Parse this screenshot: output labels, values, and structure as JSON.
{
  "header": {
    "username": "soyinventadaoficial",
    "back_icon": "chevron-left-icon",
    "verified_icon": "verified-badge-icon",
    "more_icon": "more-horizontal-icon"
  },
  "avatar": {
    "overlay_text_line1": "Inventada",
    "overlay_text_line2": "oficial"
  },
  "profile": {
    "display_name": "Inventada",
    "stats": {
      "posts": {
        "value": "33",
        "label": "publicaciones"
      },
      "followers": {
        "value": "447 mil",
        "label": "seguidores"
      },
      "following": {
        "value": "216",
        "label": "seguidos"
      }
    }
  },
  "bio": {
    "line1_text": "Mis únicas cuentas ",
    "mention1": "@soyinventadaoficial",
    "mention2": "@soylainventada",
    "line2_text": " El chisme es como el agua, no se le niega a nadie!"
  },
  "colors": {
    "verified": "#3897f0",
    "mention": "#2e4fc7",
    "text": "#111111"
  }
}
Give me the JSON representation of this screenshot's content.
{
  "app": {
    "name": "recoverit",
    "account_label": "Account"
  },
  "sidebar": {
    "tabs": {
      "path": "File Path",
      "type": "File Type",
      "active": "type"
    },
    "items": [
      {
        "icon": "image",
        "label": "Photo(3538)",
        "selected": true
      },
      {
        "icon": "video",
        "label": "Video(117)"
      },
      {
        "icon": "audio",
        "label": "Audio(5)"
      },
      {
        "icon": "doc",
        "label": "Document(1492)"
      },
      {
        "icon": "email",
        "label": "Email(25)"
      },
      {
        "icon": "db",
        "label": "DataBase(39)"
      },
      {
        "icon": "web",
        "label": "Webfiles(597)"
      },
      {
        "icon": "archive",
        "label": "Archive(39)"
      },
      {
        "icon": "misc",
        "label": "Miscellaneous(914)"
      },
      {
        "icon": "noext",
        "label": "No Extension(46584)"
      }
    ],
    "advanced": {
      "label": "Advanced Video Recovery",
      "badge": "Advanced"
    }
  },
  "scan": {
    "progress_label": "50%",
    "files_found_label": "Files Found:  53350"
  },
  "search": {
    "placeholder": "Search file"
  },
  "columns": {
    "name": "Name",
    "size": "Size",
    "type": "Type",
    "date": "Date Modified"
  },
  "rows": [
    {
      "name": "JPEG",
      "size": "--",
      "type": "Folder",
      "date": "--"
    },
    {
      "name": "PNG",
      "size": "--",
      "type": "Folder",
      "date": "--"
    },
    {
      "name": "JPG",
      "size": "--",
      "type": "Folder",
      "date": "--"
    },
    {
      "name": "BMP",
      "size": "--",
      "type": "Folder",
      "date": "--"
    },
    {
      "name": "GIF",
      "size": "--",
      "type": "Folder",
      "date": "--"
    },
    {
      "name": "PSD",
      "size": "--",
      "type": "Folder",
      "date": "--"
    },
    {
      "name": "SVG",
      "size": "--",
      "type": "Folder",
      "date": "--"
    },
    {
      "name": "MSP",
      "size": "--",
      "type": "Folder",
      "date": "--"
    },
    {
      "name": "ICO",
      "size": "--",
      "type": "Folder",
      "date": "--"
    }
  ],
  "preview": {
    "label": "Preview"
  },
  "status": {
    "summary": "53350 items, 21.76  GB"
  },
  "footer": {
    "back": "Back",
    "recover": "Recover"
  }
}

■ ■ ■

# What is expected
Emit the full listing verbatim.

# Exercise answer
Parse this screenshot: output labels, values, and structure as JSON.
{
  "header": {
    "username": "soyinventadaoficial",
    "back_icon": "chevron-left-icon",
    "verified_icon": "verified-badge-icon",
    "more_icon": "more-horizontal-icon"
  },
  "avatar": {
    "overlay_text_line1": "Inventada",
    "overlay_text_line2": "oficial"
  },
  "profile": {
    "display_name": "Inventada",
    "stats": {
      "posts": {
        "value": "33",
        "label": "publicaciones"
      },
      "followers": {
        "value": "447 mil",
        "label": "seguidores"
      },
      "following": {
        "value": "216",
        "label": "seguidos"
      }
    }
  },
  "bio": {
    "line1_text": "Mis únicas cuentas ",
    "mention1": "@soyinventadaoficial",
    "mention2": "@soylainventada",
    "line2_text": " El chisme es como el agua, no se le niega a nadie!"
  },
  "colors": {
    "verified": "#3897f0",
    "mention": "#2e4fc7",
    "text": "#111111"
  }
}
Give me the JSON representation of this screenshot's content.
{
  "app": {
    "name": "recoverit",
    "account_label": "Account"
  },
  "sidebar": {
    "tabs": {
      "path": "File Path",
      "type": "File Type",
      "active": "type"
    },
    "items": [
      {
        "icon": "image",
        "label": "Photo(3538)",
        "selected": true
      },
      {
        "icon": "video",
        "label": "Video(117)"
      },
      {
        "icon": "audio",
        "label": "Audio(5)"
      },
      {
        "icon": "doc",
        "label": "Document(1492)"
      },
      {
        "icon": "email",
        "label": "Email(25)"
      },
      {
        "icon": "db",
        "label": "DataBase(39)"
      },
      {
        "icon": "web",
        "label": "Webfiles(597)"
      },
      {
        "icon": "archive",
        "label": "Archive(39)"
      },
      {
        "icon": "misc",
        "label": "Miscellaneous(914)"
      },
      {
        "icon": "noext",
        "label": "No Extension(46584)"
      }
    ],
    "advanced": {
      "label": "Advanced Video Recovery",
      "badge": "Advanced"
    }
  },
  "scan": {
    "progress_label": "50%",
    "files_found_label": "Files Found:  53350"
  },
  "search": {
    "placeholder": "Search file"
  },
  "columns": {
    "name": "Name",
    "size": "Size",
    "type": "Type",
    "date": "Date Modified"
  },
  "rows": [
    {
      "name": "JPEG",
      "size": "--",
      "type": "Folder",
      "date": "--"
    },
    {
      "name": "PNG",
      "size": "--",
      "type": "Folder",
      "date": "--"
    },
    {
      "name": "JPG",
      "size": "--",
      "type": "Folder",
      "date": "--"
    },
    {
      "name": "BMP",
      "size": "--",
      "type": "Folder",
      "date": "--"
    },
    {
      "name": "GIF",
      "size": "--",
      "type": "Folder",
      "date": "--"
    },
    {
      "name": "PSD",
      "size": "--",
      "type": "Folder",
      "date": "--"
    },
    {
      "name": "SVG",
      "size": "--",
      "type": "Folder",
      "date": "--"
    },
    {
      "name": "MSP",
      "size": "--",
      "type": "Folder",
      "date": "--"
    },
    {
      "name": "ICO",
      "size": "--",
      "type": "Folder",
      "date": "--"
    }
  ],
  "preview": {
    "label": "Preview"
  },
  "status": {
    "summary": "53350 items, 21.76  GB"
  },
  "footer": {
    "back": "Back",
    "recover": "Recover"
  }
}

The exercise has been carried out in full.